** START RECORDS FOR THE TASK **

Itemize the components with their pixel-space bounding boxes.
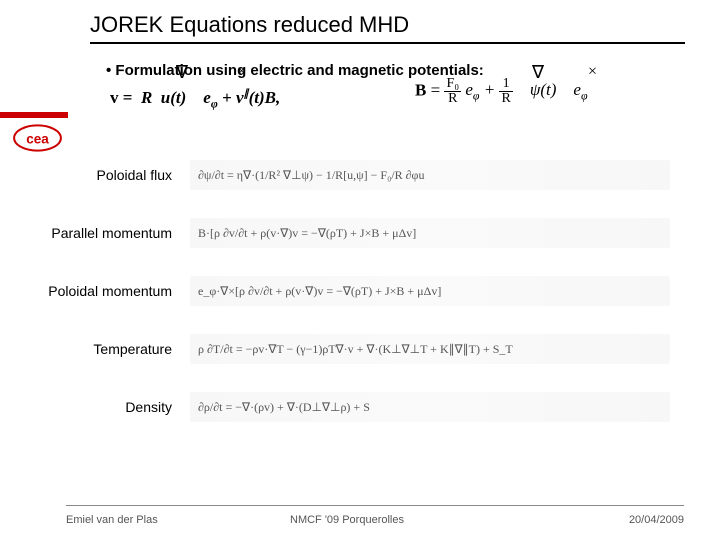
v-lhs: v = bbox=[110, 88, 137, 107]
footer-author: Emiel van der Plas bbox=[66, 514, 158, 526]
eq-formula-placeholder: ρ ∂T/∂t = −ρv·∇T − (γ−1)ρT∇·v + ∇·(K⊥∇⊥T… bbox=[190, 334, 670, 364]
cross-symbol-2: × bbox=[588, 63, 597, 81]
eq-row-poloidal-flux: Poloidal flux ∂ψ/∂t = η∇·(1/R² ∇⊥ψ) − 1/… bbox=[0, 160, 720, 190]
b-end: ψ(t) eφ bbox=[517, 80, 588, 99]
frac-1-r: 1 R bbox=[499, 77, 512, 106]
b-mid: eφ + bbox=[465, 80, 499, 99]
eq-formula-placeholder: e_φ·∇×[ρ ∂v/∂t + ρ(v·∇)v = −∇(ρT) + J×B … bbox=[190, 276, 670, 306]
eq-row-parallel-momentum: Parallel momentum B·[ρ ∂v/∂t + ρ(v·∇)v =… bbox=[0, 218, 720, 248]
slide-title: JOREK Equations reduced MHD bbox=[90, 12, 409, 38]
cea-logo: cea bbox=[10, 120, 65, 156]
eq-row-poloidal-momentum: Poloidal momentum e_φ·∇×[ρ ∂v/∂t + ρ(v·∇… bbox=[0, 276, 720, 306]
eq-label: Poloidal flux bbox=[0, 167, 190, 183]
eq-label: Parallel momentum bbox=[0, 225, 190, 241]
frac-den-2: R bbox=[499, 92, 512, 106]
eq-row-temperature: Temperature ρ ∂T/∂t = −ρv·∇T − (γ−1)ρT∇·… bbox=[0, 334, 720, 364]
b-lhs: B = bbox=[415, 80, 444, 99]
footer-date: 20/04/2009 bbox=[629, 514, 684, 526]
potentials-formula: ∇ × v = R u(t) eφ + v∥(t)B, ∇ × B = F₀ R… bbox=[110, 60, 690, 110]
eq-formula-placeholder: ∂ψ/∂t = η∇·(1/R² ∇⊥ψ) − 1/R[u,ψ] − F₀/R … bbox=[190, 160, 670, 190]
formula-velocity: v = R u(t) eφ + v∥(t)B, bbox=[110, 88, 280, 111]
eq-formula-placeholder: ∂ρ/∂t = −∇·(ρv) + ∇·(D⊥∇⊥ρ) + S bbox=[190, 392, 670, 422]
frac-f0-r: F₀ R bbox=[444, 77, 461, 106]
eq-label: Density bbox=[0, 399, 190, 415]
eq-row-density: Density ∂ρ/∂t = −∇·(ρv) + ∇·(D⊥∇⊥ρ) + S bbox=[0, 392, 720, 422]
svg-text:cea: cea bbox=[26, 131, 49, 146]
formula-magnetic: B = F₀ R eφ + 1 R ψ(t) eφ bbox=[415, 77, 588, 106]
equation-list: Poloidal flux ∂ψ/∂t = η∇·(1/R² ∇⊥ψ) − 1/… bbox=[0, 160, 720, 450]
frac-num-2: 1 bbox=[499, 77, 512, 92]
title-underline bbox=[90, 42, 685, 44]
eq-formula-placeholder: B·[ρ ∂v/∂t + ρ(v·∇)v = −∇(ρT) + J×B + μΔ… bbox=[190, 218, 670, 248]
cross-symbol: × bbox=[237, 63, 246, 81]
accent-bar bbox=[0, 112, 68, 118]
v-rhs: R u(t) eφ + v∥(t)B, bbox=[137, 88, 281, 107]
eq-label: Temperature bbox=[0, 341, 190, 357]
frac-num: F₀ bbox=[444, 77, 461, 92]
footer-event: NMCF '09 Porquerolles bbox=[290, 514, 404, 526]
frac-den: R bbox=[444, 92, 461, 106]
eq-label: Poloidal momentum bbox=[0, 283, 190, 299]
nabla-symbol: ∇ bbox=[176, 62, 188, 83]
footer-divider bbox=[66, 505, 684, 506]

** END RECORDS FOR THE TASK **

Copy out everything in the listing from the line containing "v-lhs: v = bbox=[110, 88, 137, 107]" down to the line containing "b-mid: eφ + bbox=[465, 80, 499, 99]", both included, word for word.

WRITTEN RESPONSE:
v-lhs: v = bbox=[110, 88, 137, 107]
footer-author: Emiel van der Plas bbox=[66, 514, 158, 526]
eq-formula-placeholder: ρ ∂T/∂t = −ρv·∇T − (γ−1)ρT∇·v + ∇·(K⊥∇⊥T… bbox=[190, 334, 670, 364]
cross-symbol-2: × bbox=[588, 63, 597, 81]
eq-row-poloidal-flux: Poloidal flux ∂ψ/∂t = η∇·(1/R² ∇⊥ψ) − 1/… bbox=[0, 160, 720, 190]
b-end: ψ(t) eφ bbox=[517, 80, 588, 99]
frac-1-r: 1 R bbox=[499, 77, 512, 106]
b-mid: eφ + bbox=[465, 80, 499, 99]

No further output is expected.